Copy each line exactly. Leave nothing out.
Start of Exercise inputs
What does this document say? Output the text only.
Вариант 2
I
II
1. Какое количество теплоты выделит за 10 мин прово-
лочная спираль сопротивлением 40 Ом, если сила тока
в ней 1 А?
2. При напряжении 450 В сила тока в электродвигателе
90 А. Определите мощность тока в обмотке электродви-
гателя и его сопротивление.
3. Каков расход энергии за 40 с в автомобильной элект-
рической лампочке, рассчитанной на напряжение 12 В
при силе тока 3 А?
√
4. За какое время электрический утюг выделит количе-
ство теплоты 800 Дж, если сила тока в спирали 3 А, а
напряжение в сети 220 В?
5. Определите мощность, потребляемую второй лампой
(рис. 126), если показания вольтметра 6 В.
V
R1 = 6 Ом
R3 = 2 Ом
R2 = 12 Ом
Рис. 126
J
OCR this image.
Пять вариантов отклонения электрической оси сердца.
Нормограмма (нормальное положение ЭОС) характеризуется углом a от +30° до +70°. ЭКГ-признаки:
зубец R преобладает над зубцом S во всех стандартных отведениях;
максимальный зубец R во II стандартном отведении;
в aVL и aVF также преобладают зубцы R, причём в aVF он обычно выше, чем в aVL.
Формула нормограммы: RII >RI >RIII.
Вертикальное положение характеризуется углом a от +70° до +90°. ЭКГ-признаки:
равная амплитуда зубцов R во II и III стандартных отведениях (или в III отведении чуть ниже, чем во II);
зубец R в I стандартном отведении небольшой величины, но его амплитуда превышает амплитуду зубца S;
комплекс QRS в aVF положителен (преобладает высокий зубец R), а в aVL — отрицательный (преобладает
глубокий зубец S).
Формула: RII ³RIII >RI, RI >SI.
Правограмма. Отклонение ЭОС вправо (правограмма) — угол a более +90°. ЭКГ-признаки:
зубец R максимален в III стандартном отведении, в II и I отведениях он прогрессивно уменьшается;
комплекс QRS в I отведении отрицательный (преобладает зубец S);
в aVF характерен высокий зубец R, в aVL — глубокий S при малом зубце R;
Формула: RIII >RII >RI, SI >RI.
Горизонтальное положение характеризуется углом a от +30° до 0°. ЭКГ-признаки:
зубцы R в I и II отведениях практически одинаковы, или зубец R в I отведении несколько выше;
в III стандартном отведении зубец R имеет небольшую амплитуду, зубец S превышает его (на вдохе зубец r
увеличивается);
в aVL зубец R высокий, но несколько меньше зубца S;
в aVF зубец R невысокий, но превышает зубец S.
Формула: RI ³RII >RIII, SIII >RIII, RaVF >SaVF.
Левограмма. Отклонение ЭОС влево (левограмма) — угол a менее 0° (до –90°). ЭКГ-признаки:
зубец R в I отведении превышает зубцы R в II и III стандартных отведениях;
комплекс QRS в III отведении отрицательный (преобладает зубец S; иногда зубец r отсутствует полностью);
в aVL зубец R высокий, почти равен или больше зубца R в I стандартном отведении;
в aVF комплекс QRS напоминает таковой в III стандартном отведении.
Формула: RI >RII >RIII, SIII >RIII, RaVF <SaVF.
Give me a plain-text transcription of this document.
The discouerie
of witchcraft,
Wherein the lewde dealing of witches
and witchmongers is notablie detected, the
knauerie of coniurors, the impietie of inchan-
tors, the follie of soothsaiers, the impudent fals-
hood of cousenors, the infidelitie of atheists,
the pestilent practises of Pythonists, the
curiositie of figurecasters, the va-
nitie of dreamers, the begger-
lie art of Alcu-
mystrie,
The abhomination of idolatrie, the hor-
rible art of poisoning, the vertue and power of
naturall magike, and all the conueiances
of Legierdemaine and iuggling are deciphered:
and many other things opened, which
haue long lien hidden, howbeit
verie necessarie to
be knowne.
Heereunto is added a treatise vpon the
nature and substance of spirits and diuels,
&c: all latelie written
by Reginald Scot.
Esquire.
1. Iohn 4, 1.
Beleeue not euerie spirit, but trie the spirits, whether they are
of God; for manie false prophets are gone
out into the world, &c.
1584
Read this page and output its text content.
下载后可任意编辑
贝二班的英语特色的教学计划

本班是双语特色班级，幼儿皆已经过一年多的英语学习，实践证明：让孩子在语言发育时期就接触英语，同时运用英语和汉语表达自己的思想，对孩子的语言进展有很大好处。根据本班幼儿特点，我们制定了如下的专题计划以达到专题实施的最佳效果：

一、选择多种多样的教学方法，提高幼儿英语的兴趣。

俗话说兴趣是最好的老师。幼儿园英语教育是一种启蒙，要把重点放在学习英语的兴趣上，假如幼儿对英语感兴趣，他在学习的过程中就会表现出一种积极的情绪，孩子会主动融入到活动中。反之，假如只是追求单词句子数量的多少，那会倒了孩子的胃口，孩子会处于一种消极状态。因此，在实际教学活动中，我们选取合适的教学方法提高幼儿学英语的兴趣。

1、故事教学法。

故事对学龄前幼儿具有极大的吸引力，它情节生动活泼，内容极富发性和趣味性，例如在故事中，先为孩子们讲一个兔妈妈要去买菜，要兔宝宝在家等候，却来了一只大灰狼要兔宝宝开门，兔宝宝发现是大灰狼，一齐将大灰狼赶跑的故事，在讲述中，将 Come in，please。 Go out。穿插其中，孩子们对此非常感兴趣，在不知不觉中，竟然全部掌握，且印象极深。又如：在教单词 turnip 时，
End of Exercise inputs
# The response:
What does this document say? Output the text only.
Вариант 2
I
II
1. Какое количество теплоты выделит за 10 мин прово-
лочная спираль сопротивлением 40 Ом, если сила тока
в ней 1 А?
2. При напряжении 450 В сила тока в электродвигателе
90 А. Определите мощность тока в обмотке электродви-
гателя и его сопротивление.
3. Каков расход энергии за 40 с в автомобильной элект-
рической лампочке, рассчитанной на напряжение 12 В
при силе тока 3 А?
√
4. За какое время электрический утюг выделит количе-
ство теплоты 800 Дж, если сила тока в спирали 3 А, а
напряжение в сети 220 В?
5. Определите мощность, потребляемую второй лампой
(рис. 126), если показания вольтметра 6 В.
V
R1 = 6 Ом
R3 = 2 Ом
R2 = 12 Ом
Рис. 126
J
OCR this image.
Пять вариантов отклонения электрической оси сердца.
Нормограмма (нормальное положение ЭОС) характеризуется углом a от +30° до +70°. ЭКГ-признаки:
зубец R преобладает над зубцом S во всех стандартных отведениях;
максимальный зубец R во II стандартном отведении;
в aVL и aVF также преобладают зубцы R, причём в aVF он обычно выше, чем в aVL.
Формула нормограммы: RII >RI >RIII.
Вертикальное положение характеризуется углом a от +70° до +90°. ЭКГ-признаки:
равная амплитуда зубцов R во II и III стандартных отведениях (или в III отведении чуть ниже, чем во II);
зубец R в I стандартном отведении небольшой величины, но его амплитуда превышает амплитуду зубца S;
комплекс QRS в aVF положителен (преобладает высокий зубец R), а в aVL — отрицательный (преобладает
глубокий зубец S).
Формула: RII ³RIII >RI, RI >SI.
Правограмма. Отклонение ЭОС вправо (правограмма) — угол a более +90°. ЭКГ-признаки:
зубец R максимален в III стандартном отведении, в II и I отведениях он прогрессивно уменьшается;
комплекс QRS в I отведении отрицательный (преобладает зубец S);
в aVF характерен высокий зубец R, в aVL — глубокий S при малом зубце R;
Формула: RIII >RII >RI, SI >RI.
Горизонтальное положение характеризуется углом a от +30° до 0°. ЭКГ-признаки:
зубцы R в I и II отведениях практически одинаковы, или зубец R в I отведении несколько выше;
в III стандартном отведении зубец R имеет небольшую амплитуду, зубец S превышает его (на вдохе зубец r
увеличивается);
в aVL зубец R высокий, но несколько меньше зубца S;
в aVF зубец R невысокий, но превышает зубец S.
Формула: RI ³RII >RIII, SIII >RIII, RaVF >SaVF.
Левограмма. Отклонение ЭОС влево (левограмма) — угол a менее 0° (до –90°). ЭКГ-признаки:
зубец R в I отведении превышает зубцы R в II и III стандартных отведениях;
комплекс QRS в III отведении отрицательный (преобладает зубец S; иногда зубец r отсутствует полностью);
в aVL зубец R высокий, почти равен или больше зубца R в I стандартном отведении;
в aVF комплекс QRS напоминает таковой в III стандартном отведении.
Формула: RI >RII >RIII, SIII >RIII, RaVF <SaVF.
Give me a plain-text transcription of this document.
The discouerie
of witchcraft,
Wherein the lewde dealing of witches
and witchmongers is notablie detected, the
knauerie of coniurors, the impietie of inchan-
tors, the follie of soothsaiers, the impudent fals-
hood of cousenors, the infidelitie of atheists,
the pestilent practises of Pythonists, the
curiositie of figurecasters, the va-
nitie of dreamers, the begger-
lie art of Alcu-
mystrie,
The abhomination of idolatrie, the hor-
rible art of poisoning, the vertue and power of
naturall magike, and all the conueiances
of Legierdemaine and iuggling are deciphered:
and many other things opened, which
haue long lien hidden, howbeit
verie necessarie to
be knowne.
Heereunto is added a treatise vpon the
nature and substance of spirits and diuels,
&c: all latelie written
by Reginald Scot.
Esquire.
1. Iohn 4, 1.
Beleeue not euerie spirit, but trie the spirits, whether they are
of God; for manie false prophets are gone
out into the world, &c.
1584
Read this page and output its text content.
下载后可任意编辑
贝二班的英语特色的教学计划

本班是双语特色班级，幼儿皆已经过一年多的英语学习，实践证明：让孩子在语言发育时期就接触英语，同时运用英语和汉语表达自己的思想，对孩子的语言进展有很大好处。根据本班幼儿特点，我们制定了如下的专题计划以达到专题实施的最佳效果：

一、选择多种多样的教学方法，提高幼儿英语的兴趣。

俗话说兴趣是最好的老师。幼儿园英语教育是一种启蒙，要把重点放在学习英语的兴趣上，假如幼儿对英语感兴趣，他在学习的过程中就会表现出一种积极的情绪，孩子会主动融入到活动中。反之，假如只是追求单词句子数量的多少，那会倒了孩子的胃口，孩子会处于一种消极状态。因此，在实际教学活动中，我们选取合适的教学方法提高幼儿学英语的兴趣。

1、故事教学法。

故事对学龄前幼儿具有极大的吸引力，它情节生动活泼，内容极富发性和趣味性，例如在故事中，先为孩子们讲一个兔妈妈要去买菜，要兔宝宝在家等候，却来了一只大灰狼要兔宝宝开门，兔宝宝发现是大灰狼，一齐将大灰狼赶跑的故事，在讲述中，将 Come in，please。 Go out。穿插其中，孩子们对此非常感兴趣，在不知不觉中，竟然全部掌握，且印象极深。又如：在教单词 turnip 时，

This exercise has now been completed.